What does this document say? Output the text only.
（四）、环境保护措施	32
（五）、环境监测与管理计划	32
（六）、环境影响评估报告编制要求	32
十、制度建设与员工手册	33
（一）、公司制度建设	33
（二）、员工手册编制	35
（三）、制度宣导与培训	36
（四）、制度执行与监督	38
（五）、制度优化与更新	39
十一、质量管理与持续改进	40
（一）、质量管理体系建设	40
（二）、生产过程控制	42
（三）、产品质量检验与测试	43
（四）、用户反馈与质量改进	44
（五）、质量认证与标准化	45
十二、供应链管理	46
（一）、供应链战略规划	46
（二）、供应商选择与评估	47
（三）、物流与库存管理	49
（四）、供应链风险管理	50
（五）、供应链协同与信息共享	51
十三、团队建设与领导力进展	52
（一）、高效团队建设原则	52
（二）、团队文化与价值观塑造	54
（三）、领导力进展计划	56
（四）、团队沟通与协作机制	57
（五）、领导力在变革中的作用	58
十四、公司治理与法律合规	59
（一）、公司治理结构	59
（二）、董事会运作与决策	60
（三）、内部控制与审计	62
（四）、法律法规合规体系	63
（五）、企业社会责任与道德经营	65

---

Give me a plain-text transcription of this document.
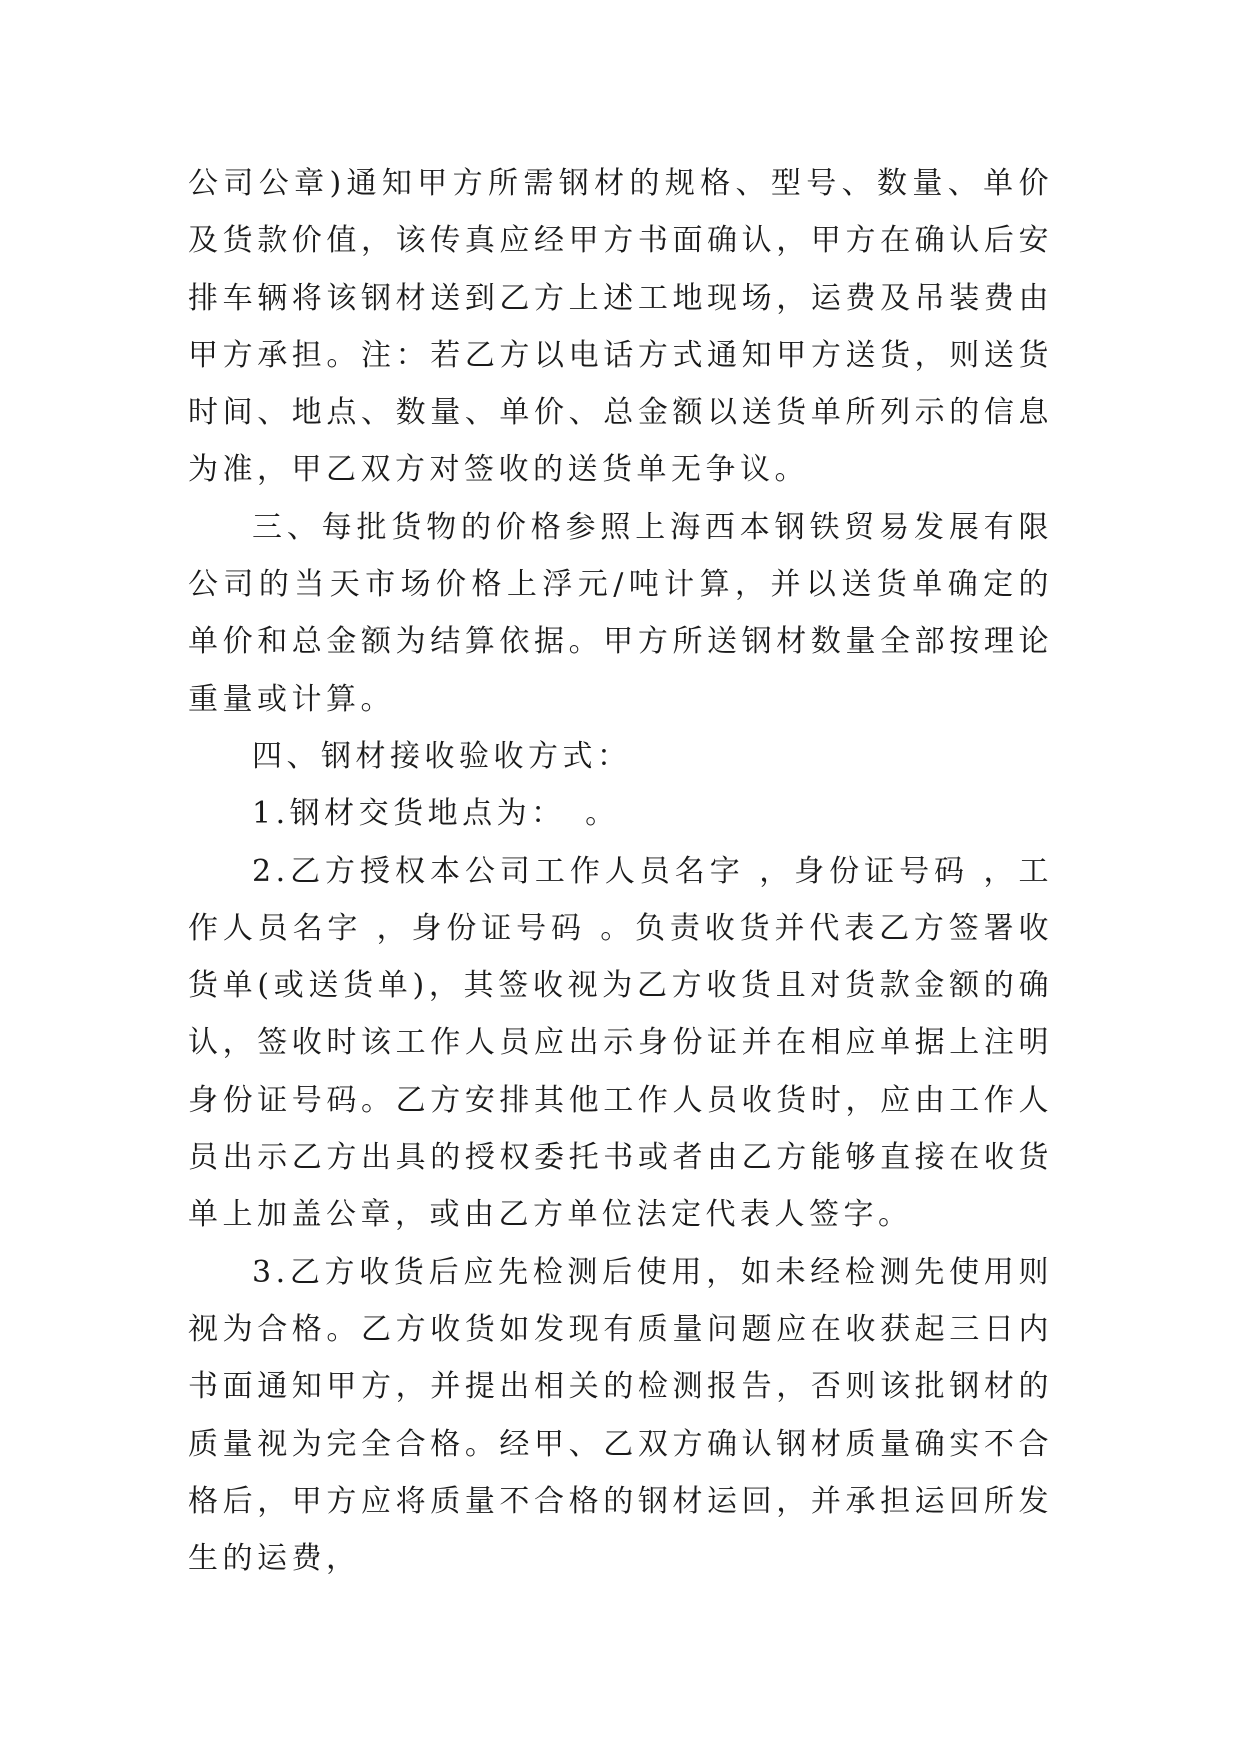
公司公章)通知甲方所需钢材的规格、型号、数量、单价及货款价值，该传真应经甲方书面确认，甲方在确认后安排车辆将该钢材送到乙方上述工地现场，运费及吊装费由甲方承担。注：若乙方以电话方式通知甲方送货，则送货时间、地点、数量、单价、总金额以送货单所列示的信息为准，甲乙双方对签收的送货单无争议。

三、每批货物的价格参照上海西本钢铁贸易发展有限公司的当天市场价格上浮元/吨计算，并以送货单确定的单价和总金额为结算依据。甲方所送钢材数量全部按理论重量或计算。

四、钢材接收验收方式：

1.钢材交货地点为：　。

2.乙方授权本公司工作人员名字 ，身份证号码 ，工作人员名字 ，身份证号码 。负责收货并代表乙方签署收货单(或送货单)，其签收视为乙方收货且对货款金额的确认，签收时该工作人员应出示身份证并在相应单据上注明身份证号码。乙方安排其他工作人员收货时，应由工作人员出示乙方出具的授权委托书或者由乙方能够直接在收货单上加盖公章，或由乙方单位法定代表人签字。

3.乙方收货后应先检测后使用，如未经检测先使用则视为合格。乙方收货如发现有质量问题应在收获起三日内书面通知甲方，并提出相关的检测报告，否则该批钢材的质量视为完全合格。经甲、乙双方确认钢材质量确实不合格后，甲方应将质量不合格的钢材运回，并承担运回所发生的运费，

TO DO:
From the data above, copy each line where the string "document" appears.

SOLUTION TO THE PROBLEM:
What does this document say? Output the text only.
Give me a plain-text transcription of this document.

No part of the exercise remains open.